### Data for processing

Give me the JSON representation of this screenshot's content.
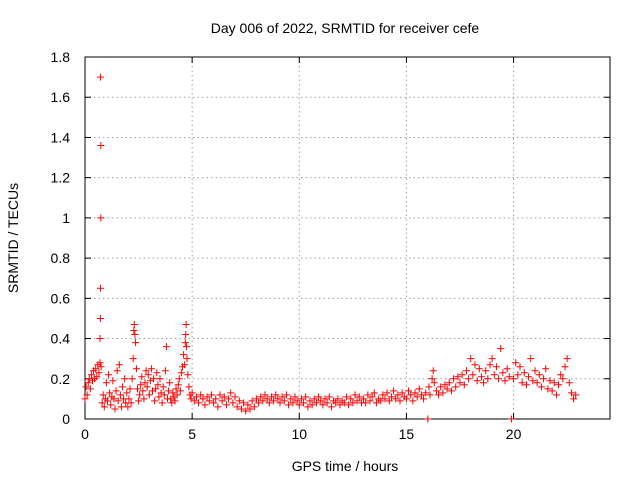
{
  "chart_data": {
    "type": "scatter",
    "title": "Day 006 of 2022, SRMTID for receiver cefe",
    "xlabel": "GPS time / hours",
    "ylabel": "SRMTID / TECUs",
    "xlim": [
      0,
      24.5
    ],
    "ylim": [
      0,
      1.8
    ],
    "x_ticks": [
      "0",
      "5",
      "10",
      "15",
      "20"
    ],
    "x_tick_values": [
      0,
      5,
      10,
      15,
      20
    ],
    "y_ticks": [
      "0",
      "0.2",
      "0.4",
      "0.6",
      "0.8",
      "1",
      "1.2",
      "1.4",
      "1.6",
      "1.8"
    ],
    "y_tick_values": [
      0,
      0.2,
      0.4,
      0.6,
      0.8,
      1.0,
      1.2,
      1.4,
      1.6,
      1.8
    ],
    "grid": true,
    "marker": "plus",
    "color": "#ff0000",
    "series": [
      {
        "name": "SRMTID",
        "points": [
          [
            0.0,
            0.1
          ],
          [
            0.05,
            0.16
          ],
          [
            0.1,
            0.12
          ],
          [
            0.15,
            0.18
          ],
          [
            0.2,
            0.2
          ],
          [
            0.25,
            0.15
          ],
          [
            0.3,
            0.22
          ],
          [
            0.35,
            0.19
          ],
          [
            0.4,
            0.24
          ],
          [
            0.45,
            0.2
          ],
          [
            0.5,
            0.25
          ],
          [
            0.55,
            0.21
          ],
          [
            0.6,
            0.27
          ],
          [
            0.65,
            0.23
          ],
          [
            0.7,
            0.28
          ],
          [
            0.75,
            0.26
          ],
          [
            0.72,
            1.7
          ],
          [
            0.74,
            1.36
          ],
          [
            0.74,
            1.0
          ],
          [
            0.72,
            0.65
          ],
          [
            0.72,
            0.5
          ],
          [
            0.7,
            0.4
          ],
          [
            0.8,
            0.08
          ],
          [
            0.85,
            0.12
          ],
          [
            0.9,
            0.06
          ],
          [
            0.95,
            0.1
          ],
          [
            1.0,
            0.18
          ],
          [
            1.05,
            0.09
          ],
          [
            1.1,
            0.22
          ],
          [
            1.15,
            0.13
          ],
          [
            1.2,
            0.07
          ],
          [
            1.25,
            0.11
          ],
          [
            1.3,
            0.19
          ],
          [
            1.35,
            0.1
          ],
          [
            1.4,
            0.05
          ],
          [
            1.45,
            0.14
          ],
          [
            1.5,
            0.24
          ],
          [
            1.55,
            0.09
          ],
          [
            1.6,
            0.27
          ],
          [
            1.65,
            0.12
          ],
          [
            1.7,
            0.06
          ],
          [
            1.75,
            0.16
          ],
          [
            1.8,
            0.1
          ],
          [
            1.85,
            0.2
          ],
          [
            1.9,
            0.08
          ],
          [
            1.95,
            0.13
          ],
          [
            2.0,
            0.06
          ],
          [
            2.05,
            0.1
          ],
          [
            2.1,
            0.15
          ],
          [
            2.15,
            0.08
          ],
          [
            2.2,
            0.2
          ],
          [
            2.25,
            0.3
          ],
          [
            2.28,
            0.44
          ],
          [
            2.3,
            0.47
          ],
          [
            2.33,
            0.42
          ],
          [
            2.36,
            0.38
          ],
          [
            2.4,
            0.25
          ],
          [
            2.45,
            0.15
          ],
          [
            2.5,
            0.09
          ],
          [
            2.55,
            0.12
          ],
          [
            2.6,
            0.17
          ],
          [
            2.65,
            0.21
          ],
          [
            2.7,
            0.14
          ],
          [
            2.75,
            0.1
          ],
          [
            2.8,
            0.18
          ],
          [
            2.85,
            0.24
          ],
          [
            2.9,
            0.16
          ],
          [
            2.95,
            0.22
          ],
          [
            3.0,
            0.12
          ],
          [
            3.05,
            0.19
          ],
          [
            3.1,
            0.25
          ],
          [
            3.15,
            0.14
          ],
          [
            3.2,
            0.2
          ],
          [
            3.25,
            0.09
          ],
          [
            3.3,
            0.15
          ],
          [
            3.35,
            0.23
          ],
          [
            3.4,
            0.17
          ],
          [
            3.45,
            0.11
          ],
          [
            3.5,
            0.2
          ],
          [
            3.55,
            0.13
          ],
          [
            3.6,
            0.08
          ],
          [
            3.65,
            0.16
          ],
          [
            3.7,
            0.12
          ],
          [
            3.75,
            0.24
          ],
          [
            3.8,
            0.36
          ],
          [
            3.85,
            0.1
          ],
          [
            3.9,
            0.14
          ],
          [
            3.95,
            0.18
          ],
          [
            4.0,
            0.1
          ],
          [
            4.05,
            0.08
          ],
          [
            4.1,
            0.13
          ],
          [
            4.15,
            0.11
          ],
          [
            4.2,
            0.09
          ],
          [
            4.25,
            0.15
          ],
          [
            4.3,
            0.12
          ],
          [
            4.35,
            0.17
          ],
          [
            4.4,
            0.2
          ],
          [
            4.45,
            0.14
          ],
          [
            4.5,
            0.23
          ],
          [
            4.55,
            0.26
          ],
          [
            4.6,
            0.32
          ],
          [
            4.65,
            0.27
          ],
          [
            4.68,
            0.38
          ],
          [
            4.7,
            0.42
          ],
          [
            4.72,
            0.47
          ],
          [
            4.74,
            0.36
          ],
          [
            4.76,
            0.3
          ],
          [
            4.8,
            0.22
          ],
          [
            4.85,
            0.16
          ],
          [
            4.9,
            0.12
          ],
          [
            4.95,
            0.1
          ],
          [
            5.0,
            0.13
          ],
          [
            5.1,
            0.09
          ],
          [
            5.2,
            0.11
          ],
          [
            5.3,
            0.08
          ],
          [
            5.4,
            0.12
          ],
          [
            5.5,
            0.1
          ],
          [
            5.6,
            0.07
          ],
          [
            5.7,
            0.11
          ],
          [
            5.8,
            0.09
          ],
          [
            5.9,
            0.12
          ],
          [
            6.0,
            0.08
          ],
          [
            6.1,
            0.1
          ],
          [
            6.2,
            0.06
          ],
          [
            6.3,
            0.12
          ],
          [
            6.4,
            0.09
          ],
          [
            6.5,
            0.11
          ],
          [
            6.6,
            0.07
          ],
          [
            6.7,
            0.1
          ],
          [
            6.8,
            0.13
          ],
          [
            6.9,
            0.08
          ],
          [
            7.0,
            0.11
          ],
          [
            7.1,
            0.06
          ],
          [
            7.2,
            0.09
          ],
          [
            7.3,
            0.05
          ],
          [
            7.4,
            0.08
          ],
          [
            7.5,
            0.04
          ],
          [
            7.6,
            0.07
          ],
          [
            7.7,
            0.05
          ],
          [
            7.8,
            0.09
          ],
          [
            7.9,
            0.06
          ],
          [
            8.0,
            0.1
          ],
          [
            8.1,
            0.08
          ],
          [
            8.2,
            0.11
          ],
          [
            8.3,
            0.09
          ],
          [
            8.4,
            0.12
          ],
          [
            8.5,
            0.1
          ],
          [
            8.6,
            0.08
          ],
          [
            8.7,
            0.11
          ],
          [
            8.8,
            0.09
          ],
          [
            8.9,
            0.12
          ],
          [
            9.0,
            0.1
          ],
          [
            9.1,
            0.08
          ],
          [
            9.2,
            0.11
          ],
          [
            9.3,
            0.09
          ],
          [
            9.4,
            0.12
          ],
          [
            9.5,
            0.07
          ],
          [
            9.6,
            0.1
          ],
          [
            9.7,
            0.08
          ],
          [
            9.8,
            0.11
          ],
          [
            9.9,
            0.09
          ],
          [
            10.0,
            0.07
          ],
          [
            10.1,
            0.1
          ],
          [
            10.2,
            0.08
          ],
          [
            10.3,
            0.11
          ],
          [
            10.4,
            0.06
          ],
          [
            10.5,
            0.09
          ],
          [
            10.6,
            0.07
          ],
          [
            10.7,
            0.1
          ],
          [
            10.8,
            0.08
          ],
          [
            10.9,
            0.11
          ],
          [
            11.0,
            0.09
          ],
          [
            11.1,
            0.07
          ],
          [
            11.2,
            0.1
          ],
          [
            11.3,
            0.08
          ],
          [
            11.4,
            0.11
          ],
          [
            11.5,
            0.06
          ],
          [
            11.6,
            0.09
          ],
          [
            11.7,
            0.08
          ],
          [
            11.8,
            0.1
          ],
          [
            11.9,
            0.07
          ],
          [
            12.0,
            0.09
          ],
          [
            12.1,
            0.08
          ],
          [
            12.2,
            0.11
          ],
          [
            12.3,
            0.07
          ],
          [
            12.4,
            0.1
          ],
          [
            12.5,
            0.08
          ],
          [
            12.6,
            0.12
          ],
          [
            12.7,
            0.09
          ],
          [
            12.8,
            0.11
          ],
          [
            12.9,
            0.08
          ],
          [
            13.0,
            0.1
          ],
          [
            13.1,
            0.08
          ],
          [
            13.2,
            0.12
          ],
          [
            13.3,
            0.09
          ],
          [
            13.4,
            0.11
          ],
          [
            13.5,
            0.13
          ],
          [
            13.6,
            0.08
          ],
          [
            13.7,
            0.1
          ],
          [
            13.8,
            0.09
          ],
          [
            13.9,
            0.12
          ],
          [
            14.0,
            0.1
          ],
          [
            14.1,
            0.13
          ],
          [
            14.2,
            0.09
          ],
          [
            14.3,
            0.11
          ],
          [
            14.4,
            0.14
          ],
          [
            14.5,
            0.1
          ],
          [
            14.6,
            0.12
          ],
          [
            14.7,
            0.09
          ],
          [
            14.8,
            0.13
          ],
          [
            14.9,
            0.11
          ],
          [
            15.0,
            0.1
          ],
          [
            15.1,
            0.14
          ],
          [
            15.2,
            0.12
          ],
          [
            15.3,
            0.09
          ],
          [
            15.4,
            0.13
          ],
          [
            15.5,
            0.11
          ],
          [
            15.6,
            0.15
          ],
          [
            15.7,
            0.12
          ],
          [
            15.8,
            0.1
          ],
          [
            15.9,
            0.13
          ],
          [
            16.0,
            0.0
          ],
          [
            16.05,
            0.16
          ],
          [
            16.1,
            0.12
          ],
          [
            16.2,
            0.2
          ],
          [
            16.25,
            0.24
          ],
          [
            16.3,
            0.18
          ],
          [
            16.4,
            0.14
          ],
          [
            16.5,
            0.12
          ],
          [
            16.6,
            0.16
          ],
          [
            16.7,
            0.13
          ],
          [
            16.8,
            0.17
          ],
          [
            16.9,
            0.15
          ],
          [
            17.0,
            0.18
          ],
          [
            17.1,
            0.14
          ],
          [
            17.2,
            0.2
          ],
          [
            17.3,
            0.16
          ],
          [
            17.4,
            0.21
          ],
          [
            17.5,
            0.18
          ],
          [
            17.6,
            0.22
          ],
          [
            17.7,
            0.17
          ],
          [
            17.8,
            0.24
          ],
          [
            17.9,
            0.2
          ],
          [
            18.0,
            0.3
          ],
          [
            18.1,
            0.22
          ],
          [
            18.2,
            0.27
          ],
          [
            18.3,
            0.19
          ],
          [
            18.4,
            0.25
          ],
          [
            18.5,
            0.21
          ],
          [
            18.6,
            0.18
          ],
          [
            18.7,
            0.24
          ],
          [
            18.8,
            0.2
          ],
          [
            18.9,
            0.27
          ],
          [
            19.0,
            0.3
          ],
          [
            19.1,
            0.22
          ],
          [
            19.2,
            0.26
          ],
          [
            19.3,
            0.2
          ],
          [
            19.4,
            0.35
          ],
          [
            19.5,
            0.23
          ],
          [
            19.6,
            0.19
          ],
          [
            19.7,
            0.25
          ],
          [
            19.8,
            0.21
          ],
          [
            19.9,
            0.0
          ],
          [
            20.0,
            0.2
          ],
          [
            20.1,
            0.28
          ],
          [
            20.2,
            0.22
          ],
          [
            20.3,
            0.26
          ],
          [
            20.4,
            0.18
          ],
          [
            20.5,
            0.23
          ],
          [
            20.6,
            0.17
          ],
          [
            20.7,
            0.21
          ],
          [
            20.8,
            0.3
          ],
          [
            20.9,
            0.19
          ],
          [
            21.0,
            0.24
          ],
          [
            21.1,
            0.18
          ],
          [
            21.2,
            0.22
          ],
          [
            21.3,
            0.16
          ],
          [
            21.4,
            0.2
          ],
          [
            21.5,
            0.25
          ],
          [
            21.6,
            0.15
          ],
          [
            21.7,
            0.19
          ],
          [
            21.8,
            0.14
          ],
          [
            21.9,
            0.18
          ],
          [
            22.0,
            0.12
          ],
          [
            22.1,
            0.17
          ],
          [
            22.2,
            0.22
          ],
          [
            22.3,
            0.2
          ],
          [
            22.4,
            0.26
          ],
          [
            22.5,
            0.3
          ],
          [
            22.6,
            0.18
          ],
          [
            22.7,
            0.13
          ],
          [
            22.8,
            0.1
          ],
          [
            22.9,
            0.12
          ]
        ]
      }
    ]
  }
}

######

## The exercise
Copy all lines of the listing above that contain the string "SRMTID".

## Output for this exercise
    "title": "Day 006 of 2022, SRMTID for receiver cefe",
    "ylabel": "SRMTID / TECUs",
        "name": "SRMTID",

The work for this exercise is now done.